## START

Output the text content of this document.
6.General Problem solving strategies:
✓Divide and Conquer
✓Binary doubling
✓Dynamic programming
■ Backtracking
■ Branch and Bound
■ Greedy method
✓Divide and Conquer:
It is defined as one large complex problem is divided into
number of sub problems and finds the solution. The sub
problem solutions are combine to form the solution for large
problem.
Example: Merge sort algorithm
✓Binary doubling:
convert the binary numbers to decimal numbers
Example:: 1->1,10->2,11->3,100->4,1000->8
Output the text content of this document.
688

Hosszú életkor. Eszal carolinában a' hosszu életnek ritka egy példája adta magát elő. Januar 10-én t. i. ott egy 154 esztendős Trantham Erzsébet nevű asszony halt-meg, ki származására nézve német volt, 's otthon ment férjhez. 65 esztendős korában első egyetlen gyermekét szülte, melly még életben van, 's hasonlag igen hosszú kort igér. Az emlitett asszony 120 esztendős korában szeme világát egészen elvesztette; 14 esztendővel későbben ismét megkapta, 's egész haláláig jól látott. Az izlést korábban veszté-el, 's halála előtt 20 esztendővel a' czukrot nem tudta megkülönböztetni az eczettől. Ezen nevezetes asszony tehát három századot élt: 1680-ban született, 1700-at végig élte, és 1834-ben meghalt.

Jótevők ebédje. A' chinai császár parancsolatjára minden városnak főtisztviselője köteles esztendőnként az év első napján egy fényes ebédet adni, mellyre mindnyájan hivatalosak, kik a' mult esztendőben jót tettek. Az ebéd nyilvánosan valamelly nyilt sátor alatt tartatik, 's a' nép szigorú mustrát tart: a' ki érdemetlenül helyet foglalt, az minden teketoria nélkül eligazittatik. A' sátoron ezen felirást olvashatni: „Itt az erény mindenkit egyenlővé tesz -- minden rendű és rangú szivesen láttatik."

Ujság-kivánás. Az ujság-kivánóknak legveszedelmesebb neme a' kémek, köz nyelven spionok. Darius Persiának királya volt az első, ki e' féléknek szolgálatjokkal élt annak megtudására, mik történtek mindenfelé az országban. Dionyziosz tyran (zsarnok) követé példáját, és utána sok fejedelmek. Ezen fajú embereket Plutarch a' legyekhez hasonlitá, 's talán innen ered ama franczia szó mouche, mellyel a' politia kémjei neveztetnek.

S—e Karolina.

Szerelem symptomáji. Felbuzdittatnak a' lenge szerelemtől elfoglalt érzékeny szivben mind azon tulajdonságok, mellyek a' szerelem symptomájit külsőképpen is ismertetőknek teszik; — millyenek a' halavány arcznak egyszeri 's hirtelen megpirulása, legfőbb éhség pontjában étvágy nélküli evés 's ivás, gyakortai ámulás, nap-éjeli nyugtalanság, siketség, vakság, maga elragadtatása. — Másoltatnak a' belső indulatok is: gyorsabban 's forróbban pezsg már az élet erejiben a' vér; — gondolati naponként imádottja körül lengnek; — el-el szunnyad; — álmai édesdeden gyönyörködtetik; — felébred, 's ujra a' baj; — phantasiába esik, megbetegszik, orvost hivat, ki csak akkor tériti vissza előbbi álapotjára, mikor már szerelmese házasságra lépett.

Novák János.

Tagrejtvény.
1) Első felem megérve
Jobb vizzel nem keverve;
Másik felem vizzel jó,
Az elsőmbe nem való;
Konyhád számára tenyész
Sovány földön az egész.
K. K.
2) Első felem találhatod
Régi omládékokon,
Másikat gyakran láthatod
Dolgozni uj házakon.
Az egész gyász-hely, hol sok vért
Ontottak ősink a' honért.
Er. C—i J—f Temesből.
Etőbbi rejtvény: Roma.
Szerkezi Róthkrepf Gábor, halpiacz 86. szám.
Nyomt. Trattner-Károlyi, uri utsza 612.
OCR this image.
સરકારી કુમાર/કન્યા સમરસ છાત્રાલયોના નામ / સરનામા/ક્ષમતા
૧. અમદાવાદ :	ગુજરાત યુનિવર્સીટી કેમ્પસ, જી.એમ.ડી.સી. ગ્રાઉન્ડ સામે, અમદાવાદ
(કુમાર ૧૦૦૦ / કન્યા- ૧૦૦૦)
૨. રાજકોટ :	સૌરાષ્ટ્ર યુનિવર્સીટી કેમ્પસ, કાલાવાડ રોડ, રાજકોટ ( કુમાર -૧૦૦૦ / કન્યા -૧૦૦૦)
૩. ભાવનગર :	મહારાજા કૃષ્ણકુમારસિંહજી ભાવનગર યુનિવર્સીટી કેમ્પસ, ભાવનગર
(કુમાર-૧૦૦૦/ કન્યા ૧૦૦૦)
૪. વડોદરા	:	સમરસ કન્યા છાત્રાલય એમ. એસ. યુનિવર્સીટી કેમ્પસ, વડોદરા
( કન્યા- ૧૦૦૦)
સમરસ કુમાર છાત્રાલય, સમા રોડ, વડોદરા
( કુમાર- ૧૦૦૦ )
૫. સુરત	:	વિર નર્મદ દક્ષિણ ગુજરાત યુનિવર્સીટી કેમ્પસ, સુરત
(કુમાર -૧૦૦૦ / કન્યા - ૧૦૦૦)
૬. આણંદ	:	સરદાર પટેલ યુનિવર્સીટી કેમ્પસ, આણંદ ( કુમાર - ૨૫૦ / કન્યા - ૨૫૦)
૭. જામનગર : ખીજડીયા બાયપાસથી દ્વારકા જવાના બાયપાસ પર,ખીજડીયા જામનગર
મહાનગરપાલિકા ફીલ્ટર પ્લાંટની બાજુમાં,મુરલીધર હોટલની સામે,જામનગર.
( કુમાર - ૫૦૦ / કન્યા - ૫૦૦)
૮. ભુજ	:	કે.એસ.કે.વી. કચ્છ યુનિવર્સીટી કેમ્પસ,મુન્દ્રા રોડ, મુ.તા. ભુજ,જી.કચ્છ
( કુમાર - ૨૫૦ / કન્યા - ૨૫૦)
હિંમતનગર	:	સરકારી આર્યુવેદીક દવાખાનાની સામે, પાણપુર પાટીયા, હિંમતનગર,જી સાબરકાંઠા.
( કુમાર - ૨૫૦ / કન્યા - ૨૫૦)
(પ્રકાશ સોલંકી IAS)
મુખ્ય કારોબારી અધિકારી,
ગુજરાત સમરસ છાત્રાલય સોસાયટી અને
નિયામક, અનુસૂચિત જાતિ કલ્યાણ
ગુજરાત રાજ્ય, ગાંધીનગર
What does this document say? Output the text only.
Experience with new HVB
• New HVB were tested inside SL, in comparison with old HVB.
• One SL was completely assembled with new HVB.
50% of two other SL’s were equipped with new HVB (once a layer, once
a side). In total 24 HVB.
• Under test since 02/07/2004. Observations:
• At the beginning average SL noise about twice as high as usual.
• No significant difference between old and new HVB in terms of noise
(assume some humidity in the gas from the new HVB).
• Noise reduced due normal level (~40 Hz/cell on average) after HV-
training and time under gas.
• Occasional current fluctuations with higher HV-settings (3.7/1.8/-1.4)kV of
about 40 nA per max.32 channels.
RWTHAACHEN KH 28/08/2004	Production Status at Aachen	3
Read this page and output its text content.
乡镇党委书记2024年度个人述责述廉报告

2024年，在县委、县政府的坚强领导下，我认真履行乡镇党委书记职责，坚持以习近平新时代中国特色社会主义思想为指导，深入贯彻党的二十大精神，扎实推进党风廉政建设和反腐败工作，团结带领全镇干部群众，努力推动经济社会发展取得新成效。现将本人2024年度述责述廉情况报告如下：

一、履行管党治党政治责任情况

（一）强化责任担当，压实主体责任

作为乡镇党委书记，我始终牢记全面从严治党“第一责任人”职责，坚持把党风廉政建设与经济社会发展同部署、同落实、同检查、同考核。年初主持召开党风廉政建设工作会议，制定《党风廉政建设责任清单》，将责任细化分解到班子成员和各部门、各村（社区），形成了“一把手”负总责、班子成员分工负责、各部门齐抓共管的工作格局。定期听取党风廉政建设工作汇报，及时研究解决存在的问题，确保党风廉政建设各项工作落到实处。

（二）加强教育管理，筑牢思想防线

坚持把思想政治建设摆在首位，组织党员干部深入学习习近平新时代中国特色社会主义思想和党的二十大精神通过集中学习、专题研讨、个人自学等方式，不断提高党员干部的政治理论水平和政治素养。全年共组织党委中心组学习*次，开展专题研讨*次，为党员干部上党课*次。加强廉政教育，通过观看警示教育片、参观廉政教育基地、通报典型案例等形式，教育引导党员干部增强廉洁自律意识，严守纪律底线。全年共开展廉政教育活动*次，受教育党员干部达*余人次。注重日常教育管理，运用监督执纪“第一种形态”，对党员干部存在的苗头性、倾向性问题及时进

## END

_Your instructions:_ Identify the lines of the entries containing the string "મનગર". Copy each such line.

_Solution to this exercise:_
૭. જામનગર : ખીજડીયા બાયપાસથી દ્વારકા જવાના બાયપાસ પર,ખીજડીયા જામનગર
મહાનગરપાલિકા ફીલ્ટર પ્લાંટની બાજુમાં,મુરલીધર હોટલની સામે,જામનગર.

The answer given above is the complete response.